## PASSAGE

If using the app is wholly dependent on JavaScript functioning, then reducing your bundle size/execution time should be a priority. (See Alex Russell's talk on this). It will also allow you to trim down the real life data usage of your users dramatically, as will using something like Webpack's code splitting.

Alternatively, if I anticipated Android phones accounting for the vast majority of users, then I'd do a bit of research into the possibility of building the kind of progressive web apps that Google's been pushing a lot recently. There's a Preact-based starting point, and a very impressive Polymer-based example. Using service workers on the front-end should help make offline behaviour more elegant too.

All of the above suggestions may sound scary to you, but if executed well, should be more empathetic to your users restrictions. Obviously, time/budget/etc all apply - but I figure it's worth rattling your comfort zone a little. If it sounds like it'll be a lot of work - well, it will be!
posted by Magnakai at 12:02 PM on March 20 [2 favorites]


A clarification: I've specifically been hired to develop a social network for my client

Well not really, it sounds more like you are being asked to develop mutliple mobile apps for a social network that doesn't exist yet, and some kind of API for the data (maybe?), and possibly all of the backend data infrastructure as well. That concerns me because your clarification seems to actually lack clarity on exactly how large a project this is going to be, or even what a "social network" is.

A social network is created by the people who use the application. The only thing developers can do is make it easier for people to send and receive data through the social network. The heart of the social network is all the data that is shared by the users, not the UI or any of the features. The data is the social network.

## STORED DATA
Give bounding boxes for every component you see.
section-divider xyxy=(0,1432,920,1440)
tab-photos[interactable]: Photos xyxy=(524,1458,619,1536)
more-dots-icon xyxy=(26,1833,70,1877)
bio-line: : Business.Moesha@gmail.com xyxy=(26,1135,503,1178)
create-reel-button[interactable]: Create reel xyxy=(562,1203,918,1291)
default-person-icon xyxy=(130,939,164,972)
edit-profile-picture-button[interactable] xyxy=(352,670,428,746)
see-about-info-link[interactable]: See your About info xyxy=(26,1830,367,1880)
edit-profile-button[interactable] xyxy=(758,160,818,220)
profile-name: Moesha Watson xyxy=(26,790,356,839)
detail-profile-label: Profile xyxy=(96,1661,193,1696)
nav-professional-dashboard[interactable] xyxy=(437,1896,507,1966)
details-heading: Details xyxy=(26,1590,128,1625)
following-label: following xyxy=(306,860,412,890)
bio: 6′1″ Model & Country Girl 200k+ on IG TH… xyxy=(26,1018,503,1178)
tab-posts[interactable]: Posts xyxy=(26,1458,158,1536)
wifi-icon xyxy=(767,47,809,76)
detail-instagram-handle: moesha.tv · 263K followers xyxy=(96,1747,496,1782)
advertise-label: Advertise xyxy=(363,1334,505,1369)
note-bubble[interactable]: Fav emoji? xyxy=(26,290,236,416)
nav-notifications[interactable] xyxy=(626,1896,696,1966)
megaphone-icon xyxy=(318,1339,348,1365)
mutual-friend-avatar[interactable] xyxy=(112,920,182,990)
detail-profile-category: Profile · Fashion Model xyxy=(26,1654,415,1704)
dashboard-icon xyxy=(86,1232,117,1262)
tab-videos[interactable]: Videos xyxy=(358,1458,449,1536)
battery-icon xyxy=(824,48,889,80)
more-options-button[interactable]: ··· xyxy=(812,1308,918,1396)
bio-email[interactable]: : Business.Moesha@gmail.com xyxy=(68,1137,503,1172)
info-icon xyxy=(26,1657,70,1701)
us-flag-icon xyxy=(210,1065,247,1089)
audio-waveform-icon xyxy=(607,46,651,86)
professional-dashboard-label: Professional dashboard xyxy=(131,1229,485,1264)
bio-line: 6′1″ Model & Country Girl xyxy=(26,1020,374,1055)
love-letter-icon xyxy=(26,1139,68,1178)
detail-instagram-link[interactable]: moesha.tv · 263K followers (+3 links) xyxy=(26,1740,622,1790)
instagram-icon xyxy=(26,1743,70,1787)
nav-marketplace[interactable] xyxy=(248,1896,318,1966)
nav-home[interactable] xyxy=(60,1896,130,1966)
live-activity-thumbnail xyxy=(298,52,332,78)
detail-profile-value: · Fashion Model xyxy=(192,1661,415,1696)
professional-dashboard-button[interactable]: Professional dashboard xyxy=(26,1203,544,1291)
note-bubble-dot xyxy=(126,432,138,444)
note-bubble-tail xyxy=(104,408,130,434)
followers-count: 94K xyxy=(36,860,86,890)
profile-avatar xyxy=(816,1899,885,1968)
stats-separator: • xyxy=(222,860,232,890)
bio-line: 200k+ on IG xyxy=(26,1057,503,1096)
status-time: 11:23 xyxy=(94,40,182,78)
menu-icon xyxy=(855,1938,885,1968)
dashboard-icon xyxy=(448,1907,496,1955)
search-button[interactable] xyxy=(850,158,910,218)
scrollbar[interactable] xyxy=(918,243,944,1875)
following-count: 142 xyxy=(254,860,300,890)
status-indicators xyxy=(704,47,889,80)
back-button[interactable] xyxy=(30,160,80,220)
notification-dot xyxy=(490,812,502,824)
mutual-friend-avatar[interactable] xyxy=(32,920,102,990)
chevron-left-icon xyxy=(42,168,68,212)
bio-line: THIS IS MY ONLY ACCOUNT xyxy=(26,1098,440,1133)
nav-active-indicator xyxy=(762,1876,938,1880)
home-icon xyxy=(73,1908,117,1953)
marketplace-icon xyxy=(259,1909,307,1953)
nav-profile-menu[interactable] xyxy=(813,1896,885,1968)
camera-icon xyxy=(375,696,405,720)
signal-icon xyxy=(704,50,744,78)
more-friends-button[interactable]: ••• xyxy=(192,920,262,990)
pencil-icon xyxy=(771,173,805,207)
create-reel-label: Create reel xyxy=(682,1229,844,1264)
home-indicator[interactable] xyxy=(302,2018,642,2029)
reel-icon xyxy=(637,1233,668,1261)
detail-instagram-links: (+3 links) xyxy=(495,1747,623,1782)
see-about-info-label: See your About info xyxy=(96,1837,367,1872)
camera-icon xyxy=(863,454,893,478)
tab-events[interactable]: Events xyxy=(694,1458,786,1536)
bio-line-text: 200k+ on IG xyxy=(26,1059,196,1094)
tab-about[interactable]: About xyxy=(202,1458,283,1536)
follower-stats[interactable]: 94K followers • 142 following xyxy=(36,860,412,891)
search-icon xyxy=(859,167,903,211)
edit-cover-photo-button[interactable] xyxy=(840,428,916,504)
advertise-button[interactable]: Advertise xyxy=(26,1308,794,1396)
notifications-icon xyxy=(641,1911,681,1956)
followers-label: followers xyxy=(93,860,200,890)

## SET TASK 1
According to the forum discussion about building a social network app, what is at the heart of a social network?
## SET TASK 2
Write a continuation of the forum discussion about building a social network app, starting after its last sentence.

## TASK OUTPUT 1
All the data shared by its users, not the UI or any of the features.

## TASK OUTPUT 2
But you haven't said where that data will live. You seem pretty focused on the front end, when an application like this is so much about the backend. Facebook does not maintain warehouses full of servers to run the UI (the UI runs in your phone just fine), they need those servers to serve data to the UI. It's the data that is the real challenge, and I get the sense that it's no more than an afterthought in your description of the "stack". I don't see a single mention of any kind of database in this entire post. That should concern you.

Where are you going to store and serve all those photos from? Is that going to be the same database that stores messages between users? Who is going to maintain the backend as the social network grows from 10 users to 1000 users? What is your backup solution for all this data? What are your reliability constraints?

These data maintenance and data scaling issues will not happen "automagically" with a purpose built custom solution. This is a project that requires active maintenance, and a set of feature release cycles and growth stages that could be measured on the order of many months *if* you had a team of experienced people working on it.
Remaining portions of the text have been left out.